▶ WHAT YOU WILL DO
From the entries below, copy every line that holds the word "answer".

Dataset items

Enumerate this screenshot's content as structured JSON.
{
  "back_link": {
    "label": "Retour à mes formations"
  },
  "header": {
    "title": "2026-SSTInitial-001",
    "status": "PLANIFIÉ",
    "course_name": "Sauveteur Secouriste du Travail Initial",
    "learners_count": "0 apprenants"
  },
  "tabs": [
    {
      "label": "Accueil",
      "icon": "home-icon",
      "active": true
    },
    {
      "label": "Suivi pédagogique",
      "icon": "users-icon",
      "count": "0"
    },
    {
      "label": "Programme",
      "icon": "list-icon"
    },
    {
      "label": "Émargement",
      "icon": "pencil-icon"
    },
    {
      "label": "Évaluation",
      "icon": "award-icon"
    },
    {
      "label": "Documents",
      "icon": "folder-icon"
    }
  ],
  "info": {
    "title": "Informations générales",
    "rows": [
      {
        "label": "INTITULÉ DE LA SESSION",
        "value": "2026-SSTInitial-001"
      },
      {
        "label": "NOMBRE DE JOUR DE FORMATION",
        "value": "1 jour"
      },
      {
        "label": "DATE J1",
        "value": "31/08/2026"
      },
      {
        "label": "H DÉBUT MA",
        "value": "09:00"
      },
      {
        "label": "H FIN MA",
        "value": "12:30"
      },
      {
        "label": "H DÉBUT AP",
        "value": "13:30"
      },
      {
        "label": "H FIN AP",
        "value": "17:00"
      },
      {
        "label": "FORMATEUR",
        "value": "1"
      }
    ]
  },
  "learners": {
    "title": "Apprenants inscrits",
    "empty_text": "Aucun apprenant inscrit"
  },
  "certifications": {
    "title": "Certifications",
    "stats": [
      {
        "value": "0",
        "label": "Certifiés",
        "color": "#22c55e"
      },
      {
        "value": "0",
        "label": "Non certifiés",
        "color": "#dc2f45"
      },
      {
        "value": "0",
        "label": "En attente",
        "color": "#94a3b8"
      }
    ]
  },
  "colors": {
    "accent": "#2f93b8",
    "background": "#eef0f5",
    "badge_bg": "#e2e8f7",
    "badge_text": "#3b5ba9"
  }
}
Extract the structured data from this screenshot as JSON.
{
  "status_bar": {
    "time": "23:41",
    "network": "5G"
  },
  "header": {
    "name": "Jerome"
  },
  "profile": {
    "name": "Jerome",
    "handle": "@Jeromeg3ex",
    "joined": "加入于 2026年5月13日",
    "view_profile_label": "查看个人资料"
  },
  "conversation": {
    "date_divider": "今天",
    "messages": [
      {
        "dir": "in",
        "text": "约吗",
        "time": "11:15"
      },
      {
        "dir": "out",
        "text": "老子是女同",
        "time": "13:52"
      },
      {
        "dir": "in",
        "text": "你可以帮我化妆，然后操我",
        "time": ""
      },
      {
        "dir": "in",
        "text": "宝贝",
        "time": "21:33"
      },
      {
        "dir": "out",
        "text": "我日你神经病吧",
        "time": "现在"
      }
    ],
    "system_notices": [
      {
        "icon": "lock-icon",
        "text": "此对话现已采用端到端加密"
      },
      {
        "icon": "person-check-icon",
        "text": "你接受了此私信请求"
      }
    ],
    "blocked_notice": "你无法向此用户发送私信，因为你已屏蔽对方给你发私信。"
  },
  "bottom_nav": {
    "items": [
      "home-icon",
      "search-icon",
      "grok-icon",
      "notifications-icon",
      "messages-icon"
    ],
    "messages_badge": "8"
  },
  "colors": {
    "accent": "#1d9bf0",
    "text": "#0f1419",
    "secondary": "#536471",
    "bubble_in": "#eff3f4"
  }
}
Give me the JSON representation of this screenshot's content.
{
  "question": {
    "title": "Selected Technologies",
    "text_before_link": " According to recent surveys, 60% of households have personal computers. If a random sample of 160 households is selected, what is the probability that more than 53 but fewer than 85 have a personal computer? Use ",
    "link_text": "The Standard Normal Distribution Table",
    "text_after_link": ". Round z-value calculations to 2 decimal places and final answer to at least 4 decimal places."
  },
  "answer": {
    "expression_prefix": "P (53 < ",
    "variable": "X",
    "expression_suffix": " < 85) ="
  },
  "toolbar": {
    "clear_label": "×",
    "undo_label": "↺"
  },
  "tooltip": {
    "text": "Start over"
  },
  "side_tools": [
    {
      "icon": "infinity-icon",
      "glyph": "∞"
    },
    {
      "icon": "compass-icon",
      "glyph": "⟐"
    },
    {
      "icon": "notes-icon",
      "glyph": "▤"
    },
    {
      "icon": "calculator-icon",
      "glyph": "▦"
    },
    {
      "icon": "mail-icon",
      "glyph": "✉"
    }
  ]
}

▶ RESPONSE BELOW
    "text_after_link": ". Round z-value calculations to 2 decimal places and final answer to at least 4 decimal places."
  "answer": {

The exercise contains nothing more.